* _Objective_: Using the data below, copy every line that contains the word "Output".

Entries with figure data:
════════════════

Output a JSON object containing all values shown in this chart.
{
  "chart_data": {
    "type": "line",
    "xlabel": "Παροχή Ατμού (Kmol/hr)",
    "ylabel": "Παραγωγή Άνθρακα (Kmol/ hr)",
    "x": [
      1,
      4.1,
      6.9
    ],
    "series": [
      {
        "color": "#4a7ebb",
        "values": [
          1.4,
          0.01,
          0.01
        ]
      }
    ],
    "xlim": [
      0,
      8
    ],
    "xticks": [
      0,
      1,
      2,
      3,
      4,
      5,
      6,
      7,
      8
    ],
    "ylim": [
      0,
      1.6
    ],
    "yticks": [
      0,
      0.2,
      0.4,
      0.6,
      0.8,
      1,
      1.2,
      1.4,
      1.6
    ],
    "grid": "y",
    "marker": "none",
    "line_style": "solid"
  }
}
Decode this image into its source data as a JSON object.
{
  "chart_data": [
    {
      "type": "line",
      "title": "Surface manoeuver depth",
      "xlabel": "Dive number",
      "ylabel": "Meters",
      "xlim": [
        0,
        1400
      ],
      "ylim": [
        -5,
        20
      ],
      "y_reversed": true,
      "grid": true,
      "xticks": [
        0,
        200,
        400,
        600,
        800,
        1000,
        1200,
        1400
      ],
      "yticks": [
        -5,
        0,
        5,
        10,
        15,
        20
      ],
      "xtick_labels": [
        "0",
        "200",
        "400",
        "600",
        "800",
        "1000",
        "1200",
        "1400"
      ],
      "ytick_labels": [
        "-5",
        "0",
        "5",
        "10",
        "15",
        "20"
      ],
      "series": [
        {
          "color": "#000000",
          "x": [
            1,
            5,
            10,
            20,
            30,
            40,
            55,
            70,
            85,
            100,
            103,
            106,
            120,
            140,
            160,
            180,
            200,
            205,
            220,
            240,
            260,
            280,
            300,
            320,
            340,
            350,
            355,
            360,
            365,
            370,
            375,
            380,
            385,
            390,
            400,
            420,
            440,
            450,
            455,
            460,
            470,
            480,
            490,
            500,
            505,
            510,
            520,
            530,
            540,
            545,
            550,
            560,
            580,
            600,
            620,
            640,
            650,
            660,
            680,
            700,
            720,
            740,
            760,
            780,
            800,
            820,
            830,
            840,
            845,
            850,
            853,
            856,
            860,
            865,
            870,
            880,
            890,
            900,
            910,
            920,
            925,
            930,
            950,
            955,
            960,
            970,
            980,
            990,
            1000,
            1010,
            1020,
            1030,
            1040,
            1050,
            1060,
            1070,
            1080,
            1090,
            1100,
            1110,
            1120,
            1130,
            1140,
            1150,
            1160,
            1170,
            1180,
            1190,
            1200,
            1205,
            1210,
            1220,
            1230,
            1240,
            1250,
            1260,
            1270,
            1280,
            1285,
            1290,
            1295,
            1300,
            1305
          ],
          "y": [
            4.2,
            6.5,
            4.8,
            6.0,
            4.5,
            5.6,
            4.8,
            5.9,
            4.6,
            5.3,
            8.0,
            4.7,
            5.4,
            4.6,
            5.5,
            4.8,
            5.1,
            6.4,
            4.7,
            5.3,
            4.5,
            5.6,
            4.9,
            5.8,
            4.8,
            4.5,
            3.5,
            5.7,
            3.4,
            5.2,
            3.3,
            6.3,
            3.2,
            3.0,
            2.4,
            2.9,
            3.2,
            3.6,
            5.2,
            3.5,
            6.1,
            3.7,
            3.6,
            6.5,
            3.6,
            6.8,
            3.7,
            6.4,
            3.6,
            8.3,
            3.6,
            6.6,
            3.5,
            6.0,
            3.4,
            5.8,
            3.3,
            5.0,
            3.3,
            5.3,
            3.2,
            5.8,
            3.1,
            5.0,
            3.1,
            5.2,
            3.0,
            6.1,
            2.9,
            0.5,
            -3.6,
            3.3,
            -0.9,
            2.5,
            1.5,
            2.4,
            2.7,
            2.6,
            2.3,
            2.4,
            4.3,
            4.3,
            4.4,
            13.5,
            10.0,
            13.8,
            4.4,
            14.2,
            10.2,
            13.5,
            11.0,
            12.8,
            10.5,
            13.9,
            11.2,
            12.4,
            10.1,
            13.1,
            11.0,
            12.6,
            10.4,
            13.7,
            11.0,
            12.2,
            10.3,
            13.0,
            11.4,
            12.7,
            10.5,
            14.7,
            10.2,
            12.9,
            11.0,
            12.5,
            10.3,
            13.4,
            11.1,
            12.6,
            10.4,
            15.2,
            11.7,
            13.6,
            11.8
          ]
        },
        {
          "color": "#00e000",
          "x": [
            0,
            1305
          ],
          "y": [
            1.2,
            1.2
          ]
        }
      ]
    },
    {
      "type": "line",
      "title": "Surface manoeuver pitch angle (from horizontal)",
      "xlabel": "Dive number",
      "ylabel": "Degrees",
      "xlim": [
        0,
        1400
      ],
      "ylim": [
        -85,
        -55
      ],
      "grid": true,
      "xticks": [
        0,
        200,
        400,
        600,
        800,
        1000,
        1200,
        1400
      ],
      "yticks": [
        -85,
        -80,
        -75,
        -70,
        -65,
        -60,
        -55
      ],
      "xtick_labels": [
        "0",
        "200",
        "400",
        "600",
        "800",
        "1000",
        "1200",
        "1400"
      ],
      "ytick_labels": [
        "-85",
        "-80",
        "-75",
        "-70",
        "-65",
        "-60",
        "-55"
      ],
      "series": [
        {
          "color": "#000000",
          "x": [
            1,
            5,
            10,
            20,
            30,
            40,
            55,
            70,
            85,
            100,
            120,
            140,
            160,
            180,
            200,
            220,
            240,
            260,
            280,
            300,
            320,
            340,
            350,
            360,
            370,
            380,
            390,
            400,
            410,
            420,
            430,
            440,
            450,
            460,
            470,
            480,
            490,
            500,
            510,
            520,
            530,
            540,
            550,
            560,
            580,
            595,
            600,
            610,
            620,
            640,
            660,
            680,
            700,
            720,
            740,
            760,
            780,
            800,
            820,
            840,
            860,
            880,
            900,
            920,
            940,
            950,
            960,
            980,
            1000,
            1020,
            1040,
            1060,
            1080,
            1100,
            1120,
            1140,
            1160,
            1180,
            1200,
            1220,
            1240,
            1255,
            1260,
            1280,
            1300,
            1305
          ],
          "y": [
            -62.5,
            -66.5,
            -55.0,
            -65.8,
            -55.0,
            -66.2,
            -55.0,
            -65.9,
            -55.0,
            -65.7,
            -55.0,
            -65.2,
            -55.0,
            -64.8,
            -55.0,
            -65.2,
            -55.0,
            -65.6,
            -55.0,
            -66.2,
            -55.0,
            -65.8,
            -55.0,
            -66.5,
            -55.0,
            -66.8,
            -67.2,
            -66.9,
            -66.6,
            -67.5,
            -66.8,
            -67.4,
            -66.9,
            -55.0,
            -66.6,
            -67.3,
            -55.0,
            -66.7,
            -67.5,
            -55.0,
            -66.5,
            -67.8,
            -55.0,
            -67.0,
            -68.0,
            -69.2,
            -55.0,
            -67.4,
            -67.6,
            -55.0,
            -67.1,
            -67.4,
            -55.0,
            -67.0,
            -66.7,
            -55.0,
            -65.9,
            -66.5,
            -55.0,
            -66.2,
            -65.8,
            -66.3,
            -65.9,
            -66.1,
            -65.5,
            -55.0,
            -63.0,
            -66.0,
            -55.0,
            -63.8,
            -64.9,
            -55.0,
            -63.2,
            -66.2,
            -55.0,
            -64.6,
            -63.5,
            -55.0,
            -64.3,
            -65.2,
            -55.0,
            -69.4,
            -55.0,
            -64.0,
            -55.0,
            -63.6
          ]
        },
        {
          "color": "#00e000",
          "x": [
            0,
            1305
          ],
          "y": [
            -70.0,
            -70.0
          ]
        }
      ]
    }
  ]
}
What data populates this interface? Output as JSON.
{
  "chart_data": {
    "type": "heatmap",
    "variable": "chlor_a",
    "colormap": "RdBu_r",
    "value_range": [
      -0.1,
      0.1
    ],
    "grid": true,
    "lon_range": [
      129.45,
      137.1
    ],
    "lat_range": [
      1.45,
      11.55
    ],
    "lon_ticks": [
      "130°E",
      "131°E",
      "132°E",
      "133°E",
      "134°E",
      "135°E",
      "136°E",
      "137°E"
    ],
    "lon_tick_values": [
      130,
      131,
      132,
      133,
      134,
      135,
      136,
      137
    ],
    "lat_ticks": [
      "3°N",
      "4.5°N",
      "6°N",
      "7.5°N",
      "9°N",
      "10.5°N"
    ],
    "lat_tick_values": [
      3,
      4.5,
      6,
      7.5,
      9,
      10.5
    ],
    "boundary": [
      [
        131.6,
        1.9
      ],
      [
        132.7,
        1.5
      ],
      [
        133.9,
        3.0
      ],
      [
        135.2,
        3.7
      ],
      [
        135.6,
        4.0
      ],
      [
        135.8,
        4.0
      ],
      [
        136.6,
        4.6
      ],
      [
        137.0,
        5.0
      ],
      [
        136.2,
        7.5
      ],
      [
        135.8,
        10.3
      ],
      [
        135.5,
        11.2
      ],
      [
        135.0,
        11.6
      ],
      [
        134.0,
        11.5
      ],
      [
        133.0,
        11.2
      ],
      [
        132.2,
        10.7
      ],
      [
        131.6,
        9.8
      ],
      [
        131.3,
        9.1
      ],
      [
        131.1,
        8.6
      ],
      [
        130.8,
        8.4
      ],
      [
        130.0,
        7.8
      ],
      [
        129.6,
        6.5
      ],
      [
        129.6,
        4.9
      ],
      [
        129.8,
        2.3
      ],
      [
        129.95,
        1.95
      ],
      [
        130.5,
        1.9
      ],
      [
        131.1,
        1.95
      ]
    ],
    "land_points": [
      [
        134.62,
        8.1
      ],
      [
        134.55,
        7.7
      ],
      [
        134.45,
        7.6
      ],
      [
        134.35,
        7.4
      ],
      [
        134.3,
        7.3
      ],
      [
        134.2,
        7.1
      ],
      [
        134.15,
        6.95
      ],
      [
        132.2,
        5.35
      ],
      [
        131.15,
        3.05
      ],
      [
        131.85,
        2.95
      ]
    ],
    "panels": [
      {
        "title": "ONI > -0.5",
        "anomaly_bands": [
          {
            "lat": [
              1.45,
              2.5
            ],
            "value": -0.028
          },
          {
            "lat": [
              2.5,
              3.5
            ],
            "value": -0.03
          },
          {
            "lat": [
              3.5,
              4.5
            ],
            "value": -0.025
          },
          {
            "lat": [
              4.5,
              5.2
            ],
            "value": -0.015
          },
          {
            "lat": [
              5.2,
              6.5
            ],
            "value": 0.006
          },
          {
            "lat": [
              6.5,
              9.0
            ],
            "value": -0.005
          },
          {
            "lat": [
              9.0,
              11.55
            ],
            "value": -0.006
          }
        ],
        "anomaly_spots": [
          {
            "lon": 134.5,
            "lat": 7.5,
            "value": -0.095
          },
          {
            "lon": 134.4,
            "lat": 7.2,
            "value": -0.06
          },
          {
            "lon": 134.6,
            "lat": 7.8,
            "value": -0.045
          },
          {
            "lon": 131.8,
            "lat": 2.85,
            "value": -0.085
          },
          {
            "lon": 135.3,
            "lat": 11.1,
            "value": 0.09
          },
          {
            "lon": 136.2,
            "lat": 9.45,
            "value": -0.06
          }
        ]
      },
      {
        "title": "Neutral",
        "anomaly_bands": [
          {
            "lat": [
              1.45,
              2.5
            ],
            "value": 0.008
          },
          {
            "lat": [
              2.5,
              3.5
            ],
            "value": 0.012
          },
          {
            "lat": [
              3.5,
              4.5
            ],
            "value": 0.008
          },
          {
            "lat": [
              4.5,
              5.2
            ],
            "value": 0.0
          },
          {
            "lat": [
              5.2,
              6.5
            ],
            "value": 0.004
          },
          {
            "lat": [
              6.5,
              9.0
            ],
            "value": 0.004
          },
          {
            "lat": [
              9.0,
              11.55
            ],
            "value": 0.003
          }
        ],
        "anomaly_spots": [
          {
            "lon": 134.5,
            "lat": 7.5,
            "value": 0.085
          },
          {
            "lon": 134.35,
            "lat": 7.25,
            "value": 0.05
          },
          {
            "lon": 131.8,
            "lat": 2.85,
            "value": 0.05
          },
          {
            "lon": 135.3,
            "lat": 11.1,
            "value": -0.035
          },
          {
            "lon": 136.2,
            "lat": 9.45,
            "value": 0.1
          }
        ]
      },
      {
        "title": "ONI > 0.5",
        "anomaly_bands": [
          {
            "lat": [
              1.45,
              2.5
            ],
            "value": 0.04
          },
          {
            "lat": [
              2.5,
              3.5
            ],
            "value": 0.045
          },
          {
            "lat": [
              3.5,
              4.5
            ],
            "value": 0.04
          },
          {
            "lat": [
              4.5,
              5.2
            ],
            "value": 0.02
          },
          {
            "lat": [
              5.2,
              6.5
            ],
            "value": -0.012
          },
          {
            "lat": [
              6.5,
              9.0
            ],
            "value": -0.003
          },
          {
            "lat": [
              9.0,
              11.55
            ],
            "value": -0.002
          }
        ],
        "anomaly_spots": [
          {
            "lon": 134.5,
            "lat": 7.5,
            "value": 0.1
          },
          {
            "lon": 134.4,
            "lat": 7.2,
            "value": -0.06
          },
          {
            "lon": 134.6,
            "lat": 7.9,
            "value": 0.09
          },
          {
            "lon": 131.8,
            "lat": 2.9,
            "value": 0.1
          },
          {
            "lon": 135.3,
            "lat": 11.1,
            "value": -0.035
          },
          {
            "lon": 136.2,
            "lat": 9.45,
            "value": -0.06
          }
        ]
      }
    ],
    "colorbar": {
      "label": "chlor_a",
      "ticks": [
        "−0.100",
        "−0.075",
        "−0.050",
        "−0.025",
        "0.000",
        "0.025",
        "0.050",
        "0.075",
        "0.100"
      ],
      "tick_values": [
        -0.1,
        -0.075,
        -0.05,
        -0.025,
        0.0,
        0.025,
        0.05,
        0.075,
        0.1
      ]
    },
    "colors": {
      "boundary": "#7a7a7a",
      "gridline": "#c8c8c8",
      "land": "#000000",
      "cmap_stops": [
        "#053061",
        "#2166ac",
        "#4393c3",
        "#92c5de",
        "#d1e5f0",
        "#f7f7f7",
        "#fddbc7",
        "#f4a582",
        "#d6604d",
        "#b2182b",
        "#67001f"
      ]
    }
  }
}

════════════════

* _Answer to the problem_:
Output a JSON object containing all values shown in this chart.
What data populates this interface? Output as JSON.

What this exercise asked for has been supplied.